◆ **THE PROBLEM**: Write the records out again, precisely as they stand.
* begin STORED ROWS *
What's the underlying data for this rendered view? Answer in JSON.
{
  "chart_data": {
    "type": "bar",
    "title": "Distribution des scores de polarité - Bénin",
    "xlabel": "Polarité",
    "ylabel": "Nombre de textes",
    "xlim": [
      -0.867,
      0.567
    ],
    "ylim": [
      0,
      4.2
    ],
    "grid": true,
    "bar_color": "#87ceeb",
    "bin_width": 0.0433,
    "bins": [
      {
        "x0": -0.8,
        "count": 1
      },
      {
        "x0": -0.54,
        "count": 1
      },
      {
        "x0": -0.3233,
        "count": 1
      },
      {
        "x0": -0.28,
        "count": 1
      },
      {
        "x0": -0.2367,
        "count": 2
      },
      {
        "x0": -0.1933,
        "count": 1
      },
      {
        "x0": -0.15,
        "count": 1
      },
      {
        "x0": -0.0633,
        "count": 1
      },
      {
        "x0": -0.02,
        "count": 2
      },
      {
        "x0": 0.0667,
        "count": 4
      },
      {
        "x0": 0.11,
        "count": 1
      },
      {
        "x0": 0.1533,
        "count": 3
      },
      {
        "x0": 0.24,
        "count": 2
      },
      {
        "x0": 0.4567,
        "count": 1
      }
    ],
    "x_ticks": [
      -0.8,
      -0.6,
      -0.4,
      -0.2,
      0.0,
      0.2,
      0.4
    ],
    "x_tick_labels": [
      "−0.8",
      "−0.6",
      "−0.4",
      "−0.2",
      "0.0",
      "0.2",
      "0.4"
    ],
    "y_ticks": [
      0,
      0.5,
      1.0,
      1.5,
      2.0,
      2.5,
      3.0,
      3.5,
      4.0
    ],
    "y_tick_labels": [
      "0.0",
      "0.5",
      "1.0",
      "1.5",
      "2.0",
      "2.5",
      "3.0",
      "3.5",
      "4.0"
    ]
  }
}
* end STORED ROWS *
◆ **REPLY TO THE TASK**:
What's the underlying data for this rendered view? Answer in JSON.
{
  "chart_data": {
    "type": "bar",
    "title": "Distribution des scores de polarité - Bénin",
    "xlabel": "Polarité",
    "ylabel": "Nombre de textes",
    "xlim": [
      -0.867,
      0.567
    ],
    "ylim": [
      0,
      4.2
    ],
    "grid": true,
    "bar_color": "#87ceeb",
    "bin_width": 0.0433,
    "bins": [
      {
        "x0": -0.8,
        "count": 1
      },
      {
        "x0": -0.54,
        "count": 1
      },
      {
        "x0": -0.3233,
        "count": 1
      },
      {
        "x0": -0.28,
        "count": 1
      },
      {
        "x0": -0.2367,
        "count": 2
      },
      {
        "x0": -0.1933,
        "count": 1
      },
      {
        "x0": -0.15,
        "count": 1
      },
      {
        "x0": -0.0633,
        "count": 1
      },
      {
        "x0": -0.02,
        "count": 2
      },
      {
        "x0": 0.0667,
        "count": 4
      },
      {
        "x0": 0.11,
        "count": 1
      },
      {
        "x0": 0.1533,
        "count": 3
      },
      {
        "x0": 0.24,
        "count": 2
      },
      {
        "x0": 0.4567,
        "count": 1
      }
    ],
    "x_ticks": [
      -0.8,
      -0.6,
      -0.4,
      -0.2,
      0.0,
      0.2,
      0.4
    ],
    "x_tick_labels": [
      "−0.8",
      "−0.6",
      "−0.4",
      "−0.2",
      "0.0",
      "0.2",
      "0.4"
    ],
    "y_ticks": [
      0,
      0.5,
      1.0,
      1.5,
      2.0,
      2.5,
      3.0,
      3.5,
      4.0
    ],
    "y_tick_labels": [
      "0.0",
      "0.5",
      "1.0",
      "1.5",
      "2.0",
      "2.5",
      "3.0",
      "3.5",
      "4.0"
    ]
  }
}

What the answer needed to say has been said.